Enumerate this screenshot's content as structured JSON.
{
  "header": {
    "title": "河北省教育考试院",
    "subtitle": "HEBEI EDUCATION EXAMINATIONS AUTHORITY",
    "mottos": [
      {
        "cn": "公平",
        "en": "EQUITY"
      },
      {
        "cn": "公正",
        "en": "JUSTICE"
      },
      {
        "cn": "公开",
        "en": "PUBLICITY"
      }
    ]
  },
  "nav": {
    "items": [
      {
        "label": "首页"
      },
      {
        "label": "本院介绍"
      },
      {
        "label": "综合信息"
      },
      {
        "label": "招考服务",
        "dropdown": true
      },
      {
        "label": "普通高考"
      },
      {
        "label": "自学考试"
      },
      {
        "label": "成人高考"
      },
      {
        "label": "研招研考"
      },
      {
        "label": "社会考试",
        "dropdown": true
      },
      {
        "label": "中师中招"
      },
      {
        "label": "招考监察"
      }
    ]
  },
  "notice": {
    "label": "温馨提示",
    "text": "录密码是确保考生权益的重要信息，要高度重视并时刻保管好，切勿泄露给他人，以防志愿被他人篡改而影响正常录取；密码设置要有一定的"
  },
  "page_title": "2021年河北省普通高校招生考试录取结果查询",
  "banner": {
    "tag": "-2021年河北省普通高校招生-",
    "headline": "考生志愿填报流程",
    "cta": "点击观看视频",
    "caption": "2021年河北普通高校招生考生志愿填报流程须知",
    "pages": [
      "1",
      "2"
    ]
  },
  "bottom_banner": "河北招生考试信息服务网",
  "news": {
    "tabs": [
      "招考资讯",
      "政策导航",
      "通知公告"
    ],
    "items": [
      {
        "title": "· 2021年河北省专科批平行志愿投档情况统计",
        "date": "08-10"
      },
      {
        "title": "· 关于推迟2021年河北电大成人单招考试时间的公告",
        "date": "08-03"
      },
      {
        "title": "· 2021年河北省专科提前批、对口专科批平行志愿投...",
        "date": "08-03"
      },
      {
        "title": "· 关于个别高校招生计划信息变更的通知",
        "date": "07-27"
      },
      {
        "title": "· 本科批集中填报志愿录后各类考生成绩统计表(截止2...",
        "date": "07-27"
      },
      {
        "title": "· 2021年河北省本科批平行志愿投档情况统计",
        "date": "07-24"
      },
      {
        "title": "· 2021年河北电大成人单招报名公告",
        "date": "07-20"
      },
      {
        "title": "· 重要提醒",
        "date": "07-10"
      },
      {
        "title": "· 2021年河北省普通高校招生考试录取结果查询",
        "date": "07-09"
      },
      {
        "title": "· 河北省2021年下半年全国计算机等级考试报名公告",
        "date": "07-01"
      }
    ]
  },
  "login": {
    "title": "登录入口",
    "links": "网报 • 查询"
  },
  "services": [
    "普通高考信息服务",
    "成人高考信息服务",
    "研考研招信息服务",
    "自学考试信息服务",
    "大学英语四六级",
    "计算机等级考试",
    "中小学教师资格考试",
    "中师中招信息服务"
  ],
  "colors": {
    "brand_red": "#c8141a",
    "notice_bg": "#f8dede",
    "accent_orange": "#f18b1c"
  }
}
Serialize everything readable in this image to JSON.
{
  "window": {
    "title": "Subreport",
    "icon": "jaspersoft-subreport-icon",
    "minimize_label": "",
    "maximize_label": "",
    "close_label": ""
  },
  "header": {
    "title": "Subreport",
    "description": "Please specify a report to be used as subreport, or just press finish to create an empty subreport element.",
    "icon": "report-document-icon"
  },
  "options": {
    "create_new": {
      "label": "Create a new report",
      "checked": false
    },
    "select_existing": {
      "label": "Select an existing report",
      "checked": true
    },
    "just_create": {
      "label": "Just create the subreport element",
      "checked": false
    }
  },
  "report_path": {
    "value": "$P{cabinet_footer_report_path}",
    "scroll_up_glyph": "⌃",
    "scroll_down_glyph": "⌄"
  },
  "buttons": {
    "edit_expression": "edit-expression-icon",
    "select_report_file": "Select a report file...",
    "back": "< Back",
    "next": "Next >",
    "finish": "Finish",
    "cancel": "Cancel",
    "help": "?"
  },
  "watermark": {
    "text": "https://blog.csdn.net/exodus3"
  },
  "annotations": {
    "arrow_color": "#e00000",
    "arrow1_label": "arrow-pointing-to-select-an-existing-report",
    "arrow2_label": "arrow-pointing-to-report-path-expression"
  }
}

────────────────────

▸ Stated task: Your task is to extract the lines running from the one with "Serialize everything readable" to the end of the material, inclusive, copying each exactly and adding nothing.

▸ Answer for this exercise:
Serialize everything readable in this image to JSON.
{
  "window": {
    "title": "Subreport",
    "icon": "jaspersoft-subreport-icon",
    "minimize_label": "",
    "maximize_label": "",
    "close_label": ""
  },
  "header": {
    "title": "Subreport",
    "description": "Please specify a report to be used as subreport, or just press finish to create an empty subreport element.",
    "icon": "report-document-icon"
  },
  "options": {
    "create_new": {
      "label": "Create a new report",
      "checked": false
    },
    "select_existing": {
      "label": "Select an existing report",
      "checked": true
    },
    "just_create": {
      "label": "Just create the subreport element",
      "checked": false
    }
  },
  "report_path": {
    "value": "$P{cabinet_footer_report_path}",
    "scroll_up_glyph": "⌃",
    "scroll_down_glyph": "⌄"
  },
  "buttons": {
    "edit_expression": "edit-expression-icon",
    "select_report_file": "Select a report file...",
    "back": "< Back",
    "next": "Next >",
    "finish": "Finish",
    "cancel": "Cancel",
    "help": "?"
  },
  "watermark": {
    "text": "https://blog.csdn.net/exodus3"
  },
  "annotations": {
    "arrow_color": "#e00000",
    "arrow1_label": "arrow-pointing-to-select-an-existing-report",
    "arrow2_label": "arrow-pointing-to-report-path-expression"
  }
}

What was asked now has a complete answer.